Dataset entries

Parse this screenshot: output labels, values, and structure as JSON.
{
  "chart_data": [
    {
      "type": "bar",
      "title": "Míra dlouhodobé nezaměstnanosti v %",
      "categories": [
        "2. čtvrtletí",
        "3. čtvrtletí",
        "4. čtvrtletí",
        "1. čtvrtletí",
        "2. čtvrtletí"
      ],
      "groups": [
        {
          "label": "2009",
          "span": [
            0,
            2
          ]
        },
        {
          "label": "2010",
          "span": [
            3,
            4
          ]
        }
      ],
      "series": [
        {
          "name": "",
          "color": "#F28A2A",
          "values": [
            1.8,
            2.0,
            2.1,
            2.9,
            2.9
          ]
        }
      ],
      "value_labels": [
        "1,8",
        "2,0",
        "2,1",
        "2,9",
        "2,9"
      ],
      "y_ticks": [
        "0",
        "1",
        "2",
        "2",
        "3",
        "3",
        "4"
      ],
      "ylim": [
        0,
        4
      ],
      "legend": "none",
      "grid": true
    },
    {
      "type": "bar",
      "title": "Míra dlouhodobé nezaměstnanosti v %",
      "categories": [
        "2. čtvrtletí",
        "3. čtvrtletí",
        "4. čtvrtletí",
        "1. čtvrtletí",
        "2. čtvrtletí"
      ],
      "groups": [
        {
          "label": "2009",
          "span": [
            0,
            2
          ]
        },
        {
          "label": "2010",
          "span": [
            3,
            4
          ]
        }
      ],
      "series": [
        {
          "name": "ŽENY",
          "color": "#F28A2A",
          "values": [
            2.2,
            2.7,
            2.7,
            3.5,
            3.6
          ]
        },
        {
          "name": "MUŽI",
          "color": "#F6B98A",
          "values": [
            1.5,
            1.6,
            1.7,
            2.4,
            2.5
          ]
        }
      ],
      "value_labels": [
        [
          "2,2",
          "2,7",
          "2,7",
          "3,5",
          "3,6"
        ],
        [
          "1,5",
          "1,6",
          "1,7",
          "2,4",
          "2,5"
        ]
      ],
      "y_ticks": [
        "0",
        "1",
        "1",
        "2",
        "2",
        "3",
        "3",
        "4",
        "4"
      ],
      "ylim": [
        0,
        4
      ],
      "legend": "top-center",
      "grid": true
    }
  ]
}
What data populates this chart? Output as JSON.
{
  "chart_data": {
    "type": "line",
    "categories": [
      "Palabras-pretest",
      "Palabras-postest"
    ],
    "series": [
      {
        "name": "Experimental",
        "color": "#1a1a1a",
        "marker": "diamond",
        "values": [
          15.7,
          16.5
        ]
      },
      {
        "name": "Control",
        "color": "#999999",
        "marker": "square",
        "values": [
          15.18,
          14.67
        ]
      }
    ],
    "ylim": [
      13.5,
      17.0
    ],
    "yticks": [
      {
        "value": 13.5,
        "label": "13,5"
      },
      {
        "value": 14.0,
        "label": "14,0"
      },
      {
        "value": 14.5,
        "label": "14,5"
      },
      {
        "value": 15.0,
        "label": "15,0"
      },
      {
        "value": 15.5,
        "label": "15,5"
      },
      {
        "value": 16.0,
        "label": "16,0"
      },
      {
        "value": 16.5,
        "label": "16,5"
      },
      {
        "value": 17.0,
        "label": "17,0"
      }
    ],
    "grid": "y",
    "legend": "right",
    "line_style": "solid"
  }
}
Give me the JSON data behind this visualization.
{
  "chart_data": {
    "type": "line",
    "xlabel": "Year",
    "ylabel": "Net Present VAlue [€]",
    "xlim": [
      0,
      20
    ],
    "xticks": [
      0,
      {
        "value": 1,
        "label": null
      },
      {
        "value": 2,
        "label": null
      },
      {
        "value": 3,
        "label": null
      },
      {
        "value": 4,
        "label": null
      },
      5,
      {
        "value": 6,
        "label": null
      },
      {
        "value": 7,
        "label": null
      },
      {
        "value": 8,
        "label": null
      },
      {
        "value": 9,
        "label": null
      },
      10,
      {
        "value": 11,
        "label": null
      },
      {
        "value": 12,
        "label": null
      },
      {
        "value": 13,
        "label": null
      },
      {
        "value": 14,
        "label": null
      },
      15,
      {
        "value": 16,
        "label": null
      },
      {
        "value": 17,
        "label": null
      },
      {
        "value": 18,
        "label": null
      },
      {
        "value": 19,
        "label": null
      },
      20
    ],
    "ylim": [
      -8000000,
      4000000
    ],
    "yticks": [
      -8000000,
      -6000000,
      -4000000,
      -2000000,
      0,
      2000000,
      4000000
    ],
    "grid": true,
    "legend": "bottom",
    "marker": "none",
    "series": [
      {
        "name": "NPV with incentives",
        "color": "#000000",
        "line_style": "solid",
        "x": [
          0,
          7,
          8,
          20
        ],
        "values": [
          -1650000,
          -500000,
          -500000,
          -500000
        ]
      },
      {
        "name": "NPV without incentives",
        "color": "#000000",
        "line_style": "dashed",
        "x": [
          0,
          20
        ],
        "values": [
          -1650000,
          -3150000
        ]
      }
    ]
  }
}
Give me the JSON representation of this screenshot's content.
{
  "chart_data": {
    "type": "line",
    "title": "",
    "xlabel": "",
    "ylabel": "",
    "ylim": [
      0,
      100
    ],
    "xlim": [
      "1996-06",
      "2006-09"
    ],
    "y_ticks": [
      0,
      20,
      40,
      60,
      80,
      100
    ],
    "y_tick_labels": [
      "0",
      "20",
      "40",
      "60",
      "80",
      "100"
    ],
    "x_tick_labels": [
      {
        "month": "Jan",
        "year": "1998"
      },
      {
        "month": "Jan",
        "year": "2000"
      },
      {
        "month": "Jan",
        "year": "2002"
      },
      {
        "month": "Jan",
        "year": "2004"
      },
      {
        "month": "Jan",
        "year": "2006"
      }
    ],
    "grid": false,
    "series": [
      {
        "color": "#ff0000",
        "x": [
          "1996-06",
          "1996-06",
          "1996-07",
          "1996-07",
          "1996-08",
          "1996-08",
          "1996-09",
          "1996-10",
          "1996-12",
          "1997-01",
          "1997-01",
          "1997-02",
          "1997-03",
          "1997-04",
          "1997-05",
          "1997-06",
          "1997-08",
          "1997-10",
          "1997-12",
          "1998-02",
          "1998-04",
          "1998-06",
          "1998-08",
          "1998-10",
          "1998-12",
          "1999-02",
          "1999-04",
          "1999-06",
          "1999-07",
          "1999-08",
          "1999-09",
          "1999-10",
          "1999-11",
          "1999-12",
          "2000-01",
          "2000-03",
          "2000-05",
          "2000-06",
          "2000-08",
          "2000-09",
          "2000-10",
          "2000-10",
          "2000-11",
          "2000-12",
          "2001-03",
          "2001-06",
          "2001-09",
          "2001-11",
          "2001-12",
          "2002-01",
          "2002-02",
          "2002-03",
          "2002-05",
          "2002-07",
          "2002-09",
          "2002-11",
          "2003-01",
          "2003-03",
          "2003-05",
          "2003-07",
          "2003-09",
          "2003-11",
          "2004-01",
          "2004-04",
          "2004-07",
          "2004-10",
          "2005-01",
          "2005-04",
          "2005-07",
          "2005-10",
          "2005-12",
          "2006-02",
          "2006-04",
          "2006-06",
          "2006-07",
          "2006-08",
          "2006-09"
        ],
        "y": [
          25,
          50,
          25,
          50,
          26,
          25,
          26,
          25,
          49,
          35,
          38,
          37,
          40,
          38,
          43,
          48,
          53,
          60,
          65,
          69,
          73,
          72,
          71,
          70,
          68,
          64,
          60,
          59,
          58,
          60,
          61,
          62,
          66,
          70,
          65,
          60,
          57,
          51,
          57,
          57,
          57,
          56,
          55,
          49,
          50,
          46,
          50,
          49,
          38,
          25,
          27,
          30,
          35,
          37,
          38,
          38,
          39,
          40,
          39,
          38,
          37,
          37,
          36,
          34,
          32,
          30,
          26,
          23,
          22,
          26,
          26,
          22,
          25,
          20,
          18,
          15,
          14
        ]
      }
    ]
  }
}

Problem
Note every line above where the string "name" shows up, and copy those lines.

Solution
          "name": "",
          "name": "ŽENY",
          "name": "MUŽI",
        "name": "Experimental",
        "name": "Control",
        "name": "NPV with incentives",
        "name": "NPV without incentives",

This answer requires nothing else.